▶ **Do this**: Count lines with the string "JSON" in them. State the number alone.

[BEGIN Data for this exercise]

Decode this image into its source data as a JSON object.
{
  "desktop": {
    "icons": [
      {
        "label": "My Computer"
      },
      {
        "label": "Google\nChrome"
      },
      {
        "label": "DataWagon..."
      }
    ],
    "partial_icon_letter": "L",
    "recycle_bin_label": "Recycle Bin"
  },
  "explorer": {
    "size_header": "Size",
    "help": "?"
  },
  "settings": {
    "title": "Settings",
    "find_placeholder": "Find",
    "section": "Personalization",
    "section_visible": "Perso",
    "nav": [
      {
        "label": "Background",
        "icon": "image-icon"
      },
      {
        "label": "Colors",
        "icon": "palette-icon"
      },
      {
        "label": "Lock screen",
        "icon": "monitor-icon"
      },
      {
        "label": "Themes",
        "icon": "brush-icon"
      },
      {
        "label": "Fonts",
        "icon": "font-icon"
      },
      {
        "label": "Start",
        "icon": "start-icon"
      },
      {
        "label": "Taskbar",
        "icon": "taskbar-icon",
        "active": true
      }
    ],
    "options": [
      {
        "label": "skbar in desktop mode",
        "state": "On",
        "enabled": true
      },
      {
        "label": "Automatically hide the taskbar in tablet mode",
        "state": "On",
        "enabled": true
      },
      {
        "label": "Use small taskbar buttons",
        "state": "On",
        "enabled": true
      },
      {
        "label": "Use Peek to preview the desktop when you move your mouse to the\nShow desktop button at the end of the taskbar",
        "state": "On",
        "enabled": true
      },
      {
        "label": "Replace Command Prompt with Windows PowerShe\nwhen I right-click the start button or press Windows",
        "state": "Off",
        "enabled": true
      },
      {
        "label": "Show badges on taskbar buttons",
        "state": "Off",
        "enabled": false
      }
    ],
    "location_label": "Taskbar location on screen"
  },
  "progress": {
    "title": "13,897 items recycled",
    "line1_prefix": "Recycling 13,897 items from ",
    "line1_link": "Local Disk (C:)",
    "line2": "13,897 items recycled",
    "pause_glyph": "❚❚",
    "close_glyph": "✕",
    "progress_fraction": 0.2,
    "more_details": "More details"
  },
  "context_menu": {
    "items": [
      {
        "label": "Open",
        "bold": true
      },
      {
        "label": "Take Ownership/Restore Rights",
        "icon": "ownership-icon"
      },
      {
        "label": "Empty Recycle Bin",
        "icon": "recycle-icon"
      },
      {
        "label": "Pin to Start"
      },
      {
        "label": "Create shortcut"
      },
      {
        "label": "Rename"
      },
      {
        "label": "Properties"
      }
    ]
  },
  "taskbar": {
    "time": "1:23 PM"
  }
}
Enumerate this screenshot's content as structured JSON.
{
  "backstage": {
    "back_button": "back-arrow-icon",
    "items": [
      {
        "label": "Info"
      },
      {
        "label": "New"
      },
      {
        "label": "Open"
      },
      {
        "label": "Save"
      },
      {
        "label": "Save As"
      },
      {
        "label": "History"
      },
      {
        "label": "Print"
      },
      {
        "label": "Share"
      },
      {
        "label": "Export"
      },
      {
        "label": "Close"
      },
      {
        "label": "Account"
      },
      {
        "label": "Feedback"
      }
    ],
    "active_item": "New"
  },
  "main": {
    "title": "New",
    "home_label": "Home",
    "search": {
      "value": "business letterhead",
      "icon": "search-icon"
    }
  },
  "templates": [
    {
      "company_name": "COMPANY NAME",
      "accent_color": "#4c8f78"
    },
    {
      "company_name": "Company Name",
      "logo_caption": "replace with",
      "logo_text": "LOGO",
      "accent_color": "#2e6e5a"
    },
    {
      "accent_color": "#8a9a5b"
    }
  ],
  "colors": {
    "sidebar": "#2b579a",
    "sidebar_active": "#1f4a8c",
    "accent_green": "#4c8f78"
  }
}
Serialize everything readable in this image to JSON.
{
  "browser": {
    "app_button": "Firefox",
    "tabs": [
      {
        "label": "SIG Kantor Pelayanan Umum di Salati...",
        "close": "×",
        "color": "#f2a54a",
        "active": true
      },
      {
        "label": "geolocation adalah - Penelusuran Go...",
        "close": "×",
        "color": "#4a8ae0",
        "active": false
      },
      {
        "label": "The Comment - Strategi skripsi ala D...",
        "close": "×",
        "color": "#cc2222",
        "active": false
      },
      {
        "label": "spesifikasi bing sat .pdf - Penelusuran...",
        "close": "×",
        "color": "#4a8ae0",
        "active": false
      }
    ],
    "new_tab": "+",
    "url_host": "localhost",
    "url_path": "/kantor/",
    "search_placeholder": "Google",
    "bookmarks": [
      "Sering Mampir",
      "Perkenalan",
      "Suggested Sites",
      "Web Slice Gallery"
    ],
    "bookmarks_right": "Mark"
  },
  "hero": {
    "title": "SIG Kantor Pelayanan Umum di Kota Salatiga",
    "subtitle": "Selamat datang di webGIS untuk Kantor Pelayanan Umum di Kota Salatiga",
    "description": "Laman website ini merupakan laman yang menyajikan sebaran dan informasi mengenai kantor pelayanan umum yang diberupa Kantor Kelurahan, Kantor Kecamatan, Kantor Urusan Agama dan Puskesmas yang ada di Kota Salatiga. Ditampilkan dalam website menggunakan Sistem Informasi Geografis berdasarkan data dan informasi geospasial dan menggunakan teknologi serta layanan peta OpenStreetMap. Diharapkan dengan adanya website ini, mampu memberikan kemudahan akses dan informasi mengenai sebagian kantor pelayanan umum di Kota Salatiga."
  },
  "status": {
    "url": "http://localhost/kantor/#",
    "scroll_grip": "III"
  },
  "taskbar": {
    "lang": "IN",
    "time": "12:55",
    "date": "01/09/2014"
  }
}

[END Data for this exercise]

▶ **Written answer**: 3